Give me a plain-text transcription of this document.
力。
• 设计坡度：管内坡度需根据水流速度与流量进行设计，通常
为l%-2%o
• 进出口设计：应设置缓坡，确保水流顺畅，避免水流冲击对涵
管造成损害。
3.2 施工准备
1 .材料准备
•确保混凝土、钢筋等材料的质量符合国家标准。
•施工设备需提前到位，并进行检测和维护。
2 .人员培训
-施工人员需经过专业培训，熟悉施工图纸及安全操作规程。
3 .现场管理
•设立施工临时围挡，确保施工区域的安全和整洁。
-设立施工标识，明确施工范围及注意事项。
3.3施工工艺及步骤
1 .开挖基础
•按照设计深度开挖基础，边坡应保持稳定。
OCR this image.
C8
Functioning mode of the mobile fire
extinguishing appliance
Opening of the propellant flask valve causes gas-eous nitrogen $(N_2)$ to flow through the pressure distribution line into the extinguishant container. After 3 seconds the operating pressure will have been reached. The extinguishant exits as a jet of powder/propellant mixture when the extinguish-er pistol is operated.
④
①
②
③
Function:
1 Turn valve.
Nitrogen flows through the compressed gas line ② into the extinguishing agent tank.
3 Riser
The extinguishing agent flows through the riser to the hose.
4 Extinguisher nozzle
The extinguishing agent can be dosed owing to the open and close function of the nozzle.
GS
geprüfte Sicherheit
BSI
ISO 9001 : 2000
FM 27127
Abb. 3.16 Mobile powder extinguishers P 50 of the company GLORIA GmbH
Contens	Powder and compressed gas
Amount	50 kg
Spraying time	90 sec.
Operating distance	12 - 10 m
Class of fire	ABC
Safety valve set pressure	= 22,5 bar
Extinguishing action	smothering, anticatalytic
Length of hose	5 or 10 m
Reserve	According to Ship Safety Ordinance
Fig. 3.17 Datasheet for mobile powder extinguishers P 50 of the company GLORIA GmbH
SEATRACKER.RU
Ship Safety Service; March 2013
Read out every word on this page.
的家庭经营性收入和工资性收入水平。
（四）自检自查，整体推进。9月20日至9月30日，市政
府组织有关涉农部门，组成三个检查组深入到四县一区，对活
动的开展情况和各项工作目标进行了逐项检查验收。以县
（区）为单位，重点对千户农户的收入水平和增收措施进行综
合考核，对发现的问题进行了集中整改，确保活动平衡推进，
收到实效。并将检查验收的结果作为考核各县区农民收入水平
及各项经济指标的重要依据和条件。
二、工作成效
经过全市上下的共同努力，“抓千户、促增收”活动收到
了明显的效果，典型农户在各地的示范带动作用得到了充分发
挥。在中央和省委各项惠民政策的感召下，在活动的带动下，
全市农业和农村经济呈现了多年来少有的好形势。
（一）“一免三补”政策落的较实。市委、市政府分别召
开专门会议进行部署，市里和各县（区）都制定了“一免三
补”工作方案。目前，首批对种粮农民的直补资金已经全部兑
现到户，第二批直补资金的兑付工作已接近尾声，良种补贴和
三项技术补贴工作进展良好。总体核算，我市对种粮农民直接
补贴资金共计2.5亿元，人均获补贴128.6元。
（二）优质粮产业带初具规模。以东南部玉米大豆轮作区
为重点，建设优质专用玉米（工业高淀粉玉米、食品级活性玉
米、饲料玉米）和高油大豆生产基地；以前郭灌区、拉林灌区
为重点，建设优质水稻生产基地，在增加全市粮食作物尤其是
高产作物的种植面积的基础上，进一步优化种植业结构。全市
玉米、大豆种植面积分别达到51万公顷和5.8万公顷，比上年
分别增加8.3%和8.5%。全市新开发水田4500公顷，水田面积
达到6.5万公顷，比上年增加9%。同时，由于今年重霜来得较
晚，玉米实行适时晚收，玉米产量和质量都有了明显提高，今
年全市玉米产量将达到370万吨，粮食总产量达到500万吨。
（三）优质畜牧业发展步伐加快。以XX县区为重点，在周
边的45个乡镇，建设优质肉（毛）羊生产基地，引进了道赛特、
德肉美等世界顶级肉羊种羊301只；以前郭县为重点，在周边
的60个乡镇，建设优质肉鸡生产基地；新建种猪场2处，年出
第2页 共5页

- _REQUIRED WORK_
Report the number of lines above that contain the word "nozzle", and only that number.

- _WRITTEN REPLY_
2